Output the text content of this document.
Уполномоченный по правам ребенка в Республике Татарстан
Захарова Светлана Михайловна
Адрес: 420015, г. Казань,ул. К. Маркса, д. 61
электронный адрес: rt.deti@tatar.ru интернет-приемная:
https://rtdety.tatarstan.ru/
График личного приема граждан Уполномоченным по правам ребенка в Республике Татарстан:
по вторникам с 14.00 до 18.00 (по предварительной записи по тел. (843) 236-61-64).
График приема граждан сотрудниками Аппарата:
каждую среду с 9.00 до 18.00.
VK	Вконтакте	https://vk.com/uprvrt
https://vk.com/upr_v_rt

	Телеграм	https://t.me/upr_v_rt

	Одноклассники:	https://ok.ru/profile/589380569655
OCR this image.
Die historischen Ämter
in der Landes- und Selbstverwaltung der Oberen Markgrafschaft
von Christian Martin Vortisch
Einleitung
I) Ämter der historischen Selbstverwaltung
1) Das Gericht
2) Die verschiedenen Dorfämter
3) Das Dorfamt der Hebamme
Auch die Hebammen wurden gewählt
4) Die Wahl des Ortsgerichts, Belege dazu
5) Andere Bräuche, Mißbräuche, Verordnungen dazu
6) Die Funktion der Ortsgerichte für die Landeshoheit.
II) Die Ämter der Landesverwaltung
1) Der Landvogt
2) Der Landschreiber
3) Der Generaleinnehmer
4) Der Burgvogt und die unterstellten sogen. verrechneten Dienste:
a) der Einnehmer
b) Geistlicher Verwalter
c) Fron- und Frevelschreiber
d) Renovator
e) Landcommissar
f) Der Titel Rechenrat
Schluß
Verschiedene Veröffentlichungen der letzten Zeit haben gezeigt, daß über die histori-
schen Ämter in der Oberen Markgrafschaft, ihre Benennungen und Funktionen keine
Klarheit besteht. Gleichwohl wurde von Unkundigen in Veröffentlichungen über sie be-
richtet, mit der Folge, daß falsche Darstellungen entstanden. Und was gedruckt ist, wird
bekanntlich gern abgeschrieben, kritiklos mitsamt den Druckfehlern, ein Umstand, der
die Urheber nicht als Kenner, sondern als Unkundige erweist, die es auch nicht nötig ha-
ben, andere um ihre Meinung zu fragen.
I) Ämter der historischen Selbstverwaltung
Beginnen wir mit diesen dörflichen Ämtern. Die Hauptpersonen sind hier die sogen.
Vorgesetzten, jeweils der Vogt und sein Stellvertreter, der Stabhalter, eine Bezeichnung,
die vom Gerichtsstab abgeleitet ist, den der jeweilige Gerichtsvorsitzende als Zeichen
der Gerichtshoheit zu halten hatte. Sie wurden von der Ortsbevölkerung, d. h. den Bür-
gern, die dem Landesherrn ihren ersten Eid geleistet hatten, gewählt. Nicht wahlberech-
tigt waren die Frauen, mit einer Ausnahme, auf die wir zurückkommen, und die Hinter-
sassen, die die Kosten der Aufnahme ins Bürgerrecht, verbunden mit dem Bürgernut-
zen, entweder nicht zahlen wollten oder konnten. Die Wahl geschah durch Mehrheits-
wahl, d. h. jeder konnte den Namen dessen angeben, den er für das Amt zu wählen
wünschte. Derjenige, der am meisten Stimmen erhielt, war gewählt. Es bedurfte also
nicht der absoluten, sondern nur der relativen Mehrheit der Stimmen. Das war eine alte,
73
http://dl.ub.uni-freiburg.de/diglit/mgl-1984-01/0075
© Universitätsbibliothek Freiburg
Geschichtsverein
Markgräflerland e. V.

Given exercise. Collect every line with the string "sogen" from the records, and copy each.

Completed task.
4) Der Burgvogt und die unterstellten sogen. verrechneten Dienste:
Beginnen wir mit diesen dörflichen Ämtern. Die Hauptpersonen sind hier die sogen.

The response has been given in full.